What the task requires ▸
Each entry below is to be given again word for word, with no pictures.

....

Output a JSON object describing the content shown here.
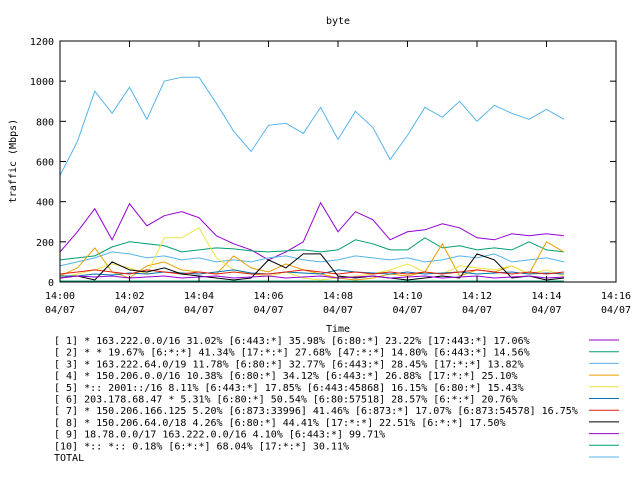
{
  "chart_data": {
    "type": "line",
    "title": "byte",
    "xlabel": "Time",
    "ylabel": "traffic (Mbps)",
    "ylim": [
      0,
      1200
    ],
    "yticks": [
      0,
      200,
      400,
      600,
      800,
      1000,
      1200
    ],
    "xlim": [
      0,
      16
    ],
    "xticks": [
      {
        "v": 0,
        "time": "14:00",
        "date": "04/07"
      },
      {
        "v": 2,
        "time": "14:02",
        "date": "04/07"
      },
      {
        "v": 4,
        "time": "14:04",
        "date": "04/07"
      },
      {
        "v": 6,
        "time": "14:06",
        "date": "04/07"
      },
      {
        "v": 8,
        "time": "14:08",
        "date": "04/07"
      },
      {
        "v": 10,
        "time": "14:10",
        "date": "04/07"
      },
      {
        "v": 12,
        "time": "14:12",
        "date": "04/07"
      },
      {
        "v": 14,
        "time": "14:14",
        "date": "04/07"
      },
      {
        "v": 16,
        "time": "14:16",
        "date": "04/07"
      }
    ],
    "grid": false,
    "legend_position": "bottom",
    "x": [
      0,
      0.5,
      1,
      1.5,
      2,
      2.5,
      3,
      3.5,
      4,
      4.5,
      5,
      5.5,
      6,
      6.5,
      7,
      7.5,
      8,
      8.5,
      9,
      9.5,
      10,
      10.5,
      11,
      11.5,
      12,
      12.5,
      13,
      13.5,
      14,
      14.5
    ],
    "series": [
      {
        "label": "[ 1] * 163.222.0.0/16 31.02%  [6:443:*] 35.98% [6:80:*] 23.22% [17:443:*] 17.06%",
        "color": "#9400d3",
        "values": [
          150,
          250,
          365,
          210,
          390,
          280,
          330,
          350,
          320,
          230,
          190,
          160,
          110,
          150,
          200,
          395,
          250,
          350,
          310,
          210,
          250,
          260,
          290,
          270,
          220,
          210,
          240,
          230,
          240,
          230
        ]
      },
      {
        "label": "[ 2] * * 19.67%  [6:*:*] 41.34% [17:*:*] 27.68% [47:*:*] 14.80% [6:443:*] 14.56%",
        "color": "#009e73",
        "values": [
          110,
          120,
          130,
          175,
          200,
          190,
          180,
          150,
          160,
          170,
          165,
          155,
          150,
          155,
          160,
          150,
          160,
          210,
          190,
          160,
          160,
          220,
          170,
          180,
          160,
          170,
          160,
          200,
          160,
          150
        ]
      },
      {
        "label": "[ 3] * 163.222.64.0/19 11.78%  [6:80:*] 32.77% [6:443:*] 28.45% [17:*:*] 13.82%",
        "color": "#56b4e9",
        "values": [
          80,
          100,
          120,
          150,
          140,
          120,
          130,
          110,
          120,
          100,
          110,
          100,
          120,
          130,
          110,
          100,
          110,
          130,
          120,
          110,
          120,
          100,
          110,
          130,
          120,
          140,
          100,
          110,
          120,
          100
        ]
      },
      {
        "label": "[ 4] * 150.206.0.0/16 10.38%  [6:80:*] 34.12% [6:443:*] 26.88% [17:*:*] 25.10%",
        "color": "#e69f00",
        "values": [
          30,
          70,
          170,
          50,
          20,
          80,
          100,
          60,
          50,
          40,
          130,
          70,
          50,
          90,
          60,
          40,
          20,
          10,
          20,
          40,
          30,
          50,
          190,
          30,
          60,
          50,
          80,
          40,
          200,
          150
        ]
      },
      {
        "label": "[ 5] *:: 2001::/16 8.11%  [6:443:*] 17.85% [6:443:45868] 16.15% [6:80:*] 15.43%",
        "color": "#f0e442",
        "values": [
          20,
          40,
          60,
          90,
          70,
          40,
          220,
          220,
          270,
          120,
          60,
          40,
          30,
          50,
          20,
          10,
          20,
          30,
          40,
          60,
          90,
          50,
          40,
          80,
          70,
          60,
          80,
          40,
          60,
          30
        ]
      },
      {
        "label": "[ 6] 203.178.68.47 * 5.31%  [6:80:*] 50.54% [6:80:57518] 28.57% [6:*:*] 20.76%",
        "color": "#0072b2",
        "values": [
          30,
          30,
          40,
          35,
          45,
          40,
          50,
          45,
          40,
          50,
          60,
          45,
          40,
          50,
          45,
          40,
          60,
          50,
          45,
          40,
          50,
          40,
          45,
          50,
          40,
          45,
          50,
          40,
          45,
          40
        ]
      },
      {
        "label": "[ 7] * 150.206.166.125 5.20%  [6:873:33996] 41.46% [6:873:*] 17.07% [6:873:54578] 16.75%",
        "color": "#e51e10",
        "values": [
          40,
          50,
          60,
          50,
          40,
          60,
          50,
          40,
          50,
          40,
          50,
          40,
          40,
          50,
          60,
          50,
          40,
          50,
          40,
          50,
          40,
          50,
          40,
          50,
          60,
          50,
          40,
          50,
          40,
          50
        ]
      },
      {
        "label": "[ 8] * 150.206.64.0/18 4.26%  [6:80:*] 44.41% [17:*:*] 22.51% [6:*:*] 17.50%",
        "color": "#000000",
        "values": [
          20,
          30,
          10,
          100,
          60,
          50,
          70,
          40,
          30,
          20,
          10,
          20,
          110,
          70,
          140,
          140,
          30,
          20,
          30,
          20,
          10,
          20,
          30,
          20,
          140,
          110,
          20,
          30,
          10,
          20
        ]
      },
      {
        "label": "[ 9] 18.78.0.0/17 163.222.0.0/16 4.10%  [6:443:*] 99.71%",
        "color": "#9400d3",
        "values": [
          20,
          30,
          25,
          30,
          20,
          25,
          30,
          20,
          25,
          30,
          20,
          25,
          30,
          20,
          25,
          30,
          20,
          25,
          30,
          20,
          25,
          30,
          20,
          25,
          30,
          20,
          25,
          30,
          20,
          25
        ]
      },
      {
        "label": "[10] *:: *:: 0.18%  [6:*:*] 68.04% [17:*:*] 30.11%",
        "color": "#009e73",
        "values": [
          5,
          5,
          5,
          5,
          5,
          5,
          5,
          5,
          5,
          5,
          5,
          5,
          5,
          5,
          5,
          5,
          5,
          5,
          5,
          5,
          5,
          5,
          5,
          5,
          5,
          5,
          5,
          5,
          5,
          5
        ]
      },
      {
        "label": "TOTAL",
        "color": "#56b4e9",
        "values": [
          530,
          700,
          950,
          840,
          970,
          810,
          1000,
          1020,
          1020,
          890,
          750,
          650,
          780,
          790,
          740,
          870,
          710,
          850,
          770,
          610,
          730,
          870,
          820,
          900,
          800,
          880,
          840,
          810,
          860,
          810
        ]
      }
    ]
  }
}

....

Answer ▸
Output a JSON object describing the content shown here.
{
  "chart_data": {
    "type": "line",
    "title": "byte",
    "xlabel": "Time",
    "ylabel": "traffic (Mbps)",
    "ylim": [
      0,
      1200
    ],
    "yticks": [
      0,
      200,
      400,
      600,
      800,
      1000,
      1200
    ],
    "xlim": [
      0,
      16
    ],
    "xticks": [
      {
        "v": 0,
        "time": "14:00",
        "date": "04/07"
      },
      {
        "v": 2,
        "time": "14:02",
        "date": "04/07"
      },
      {
        "v": 4,
        "time": "14:04",
        "date": "04/07"
      },
      {
        "v": 6,
        "time": "14:06",
        "date": "04/07"
      },
      {
        "v": 8,
        "time": "14:08",
        "date": "04/07"
      },
      {
        "v": 10,
        "time": "14:10",
        "date": "04/07"
      },
      {
        "v": 12,
        "time": "14:12",
        "date": "04/07"
      },
      {
        "v": 14,
        "time": "14:14",
        "date": "04/07"
      },
      {
        "v": 16,
        "time": "14:16",
        "date": "04/07"
      }
    ],
    "grid": false,
    "legend_position": "bottom",
    "x": [
      0,
      0.5,
      1,
      1.5,
      2,
      2.5,
      3,
      3.5,
      4,
      4.5,
      5,
      5.5,
      6,
      6.5,
      7,
      7.5,
      8,
      8.5,
      9,
      9.5,
      10,
      10.5,
      11,
      11.5,
      12,
      12.5,
      13,
      13.5,
      14,
      14.5
    ],
    "series": [
      {
        "label": "[ 1] * 163.222.0.0/16 31.02%  [6:443:*] 35.98% [6:80:*] 23.22% [17:443:*] 17.06%",
        "color": "#9400d3",
        "values": [
          150,
          250,
          365,
          210,
          390,
          280,
          330,
          350,
          320,
          230,
          190,
          160,
          110,
          150,
          200,
          395,
          250,
          350,
          310,
          210,
          250,
          260,
          290,
          270,
          220,
          210,
          240,
          230,
          240,
          230
        ]
      },
      {
        "label": "[ 2] * * 19.67%  [6:*:*] 41.34% [17:*:*] 27.68% [47:*:*] 14.80% [6:443:*] 14.56%",
        "color": "#009e73",
        "values": [
          110,
          120,
          130,
          175,
          200,
          190,
          180,
          150,
          160,
          170,
          165,
          155,
          150,
          155,
          160,
          150,
          160,
          210,
          190,
          160,
          160,
          220,
          170,
          180,
          160,
          170,
          160,
          200,
          160,
          150
        ]
      },
      {
        "label": "[ 3] * 163.222.64.0/19 11.78%  [6:80:*] 32.77% [6:443:*] 28.45% [17:*:*] 13.82%",
        "color": "#56b4e9",
        "values": [
          80,
          100,
          120,
          150,
          140,
          120,
          130,
          110,
          120,
          100,
          110,
          100,
          120,
          130,
          110,
          100,
          110,
          130,
          120,
          110,
          120,
          100,
          110,
          130,
          120,
          140,
          100,
          110,
          120,
          100
        ]
      },
      {
        "label": "[ 4] * 150.206.0.0/16 10.38%  [6:80:*] 34.12% [6:443:*] 26.88% [17:*:*] 25.10%",
        "color": "#e69f00",
        "values": [
          30,
          70,
          170,
          50,
          20,
          80,
          100,
          60,
          50,
          40,
          130,
          70,
          50,
          90,
          60,
          40,
          20,
          10,
          20,
          40,
          30,
          50,
          190,
          30,
          60,
          50,
          80,
          40,
          200,
          150
        ]
      },
      {
        "label": "[ 5] *:: 2001::/16 8.11%  [6:443:*] 17.85% [6:443:45868] 16.15% [6:80:*] 15.43%",
        "color": "#f0e442",
        "values": [
          20,
          40,
          60,
          90,
          70,
          40,
          220,
          220,
          270,
          120,
          60,
          40,
          30,
          50,
          20,
          10,
          20,
          30,
          40,
          60,
          90,
          50,
          40,
          80,
          70,
          60,
          80,
          40,
          60,
          30
        ]
      },
      {
        "label": "[ 6] 203.178.68.47 * 5.31%  [6:80:*] 50.54% [6:80:57518] 28.57% [6:*:*] 20.76%",
        "color": "#0072b2",
        "values": [
          30,
          30,
          40,
          35,
          45,
          40,
          50,
          45,
          40,
          50,
          60,
          45,
          40,
          50,
          45,
          40,
          60,
          50,
          45,
          40,
          50,
          40,
          45,
          50,
          40,
          45,
          50,
          40,
          45,
          40
        ]
      },
      {
        "label": "[ 7] * 150.206.166.125 5.20%  [6:873:33996] 41.46% [6:873:*] 17.07% [6:873:54578] 16.75%",
        "color": "#e51e10",
        "values": [
          40,
          50,
          60,
          50,
          40,
          60,
          50,
          40,
          50,
          40,
          50,
          40,
          40,
          50,
          60,
          50,
          40,
          50,
          40,
          50,
          40,
          50,
          40,
          50,
          60,
          50,
          40,
          50,
          40,
          50
        ]
      },
      {
        "label": "[ 8] * 150.206.64.0/18 4.26%  [6:80:*] 44.41% [17:*:*] 22.51% [6:*:*] 17.50%",
        "color": "#000000",
        "values": [
          20,
          30,
          10,
          100,
          60,
          50,
          70,
          40,
          30,
          20,
          10,
          20,
          110,
          70,
          140,
          140,
          30,
          20,
          30,
          20,
          10,
          20,
          30,
          20,
          140,
          110,
          20,
          30,
          10,
          20
        ]
      },
      {
        "label": "[ 9] 18.78.0.0/17 163.222.0.0/16 4.10%  [6:443:*] 99.71%",
        "color": "#9400d3",
        "values": [
          20,
          30,
          25,
          30,
          20,
          25,
          30,
          20,
          25,
          30,
          20,
          25,
          30,
          20,
          25,
          30,
          20,
          25,
          30,
          20,
          25,
          30,
          20,
          25,
          30,
          20,
          25,
          30,
          20,
          25
        ]
      },
      {
        "label": "[10] *:: *:: 0.18%  [6:*:*] 68.04% [17:*:*] 30.11%",
        "color": "#009e73",
        "values": [
          5,
          5,
          5,
          5,
          5,
          5,
          5,
          5,
          5,
          5,
          5,
          5,
          5,
          5,
          5,
          5,
          5,
          5,
          5,
          5,
          5,
          5,
          5,
          5,
          5,
          5,
          5,
          5,
          5,
          5
        ]
      },
      {
        "label": "TOTAL",
        "color": "#56b4e9",
        "values": [
          530,
          700,
          950,
          840,
          970,
          810,
          1000,
          1020,
          1020,
          890,
          750,
          650,
          780,
          790,
          740,
          870,
          710,
          850,
          770,
          610,
          730,
          870,
          820,
          900,
          800,
          880,
          840,
          810,
          860,
          810
        ]
      }
    ]
  }
}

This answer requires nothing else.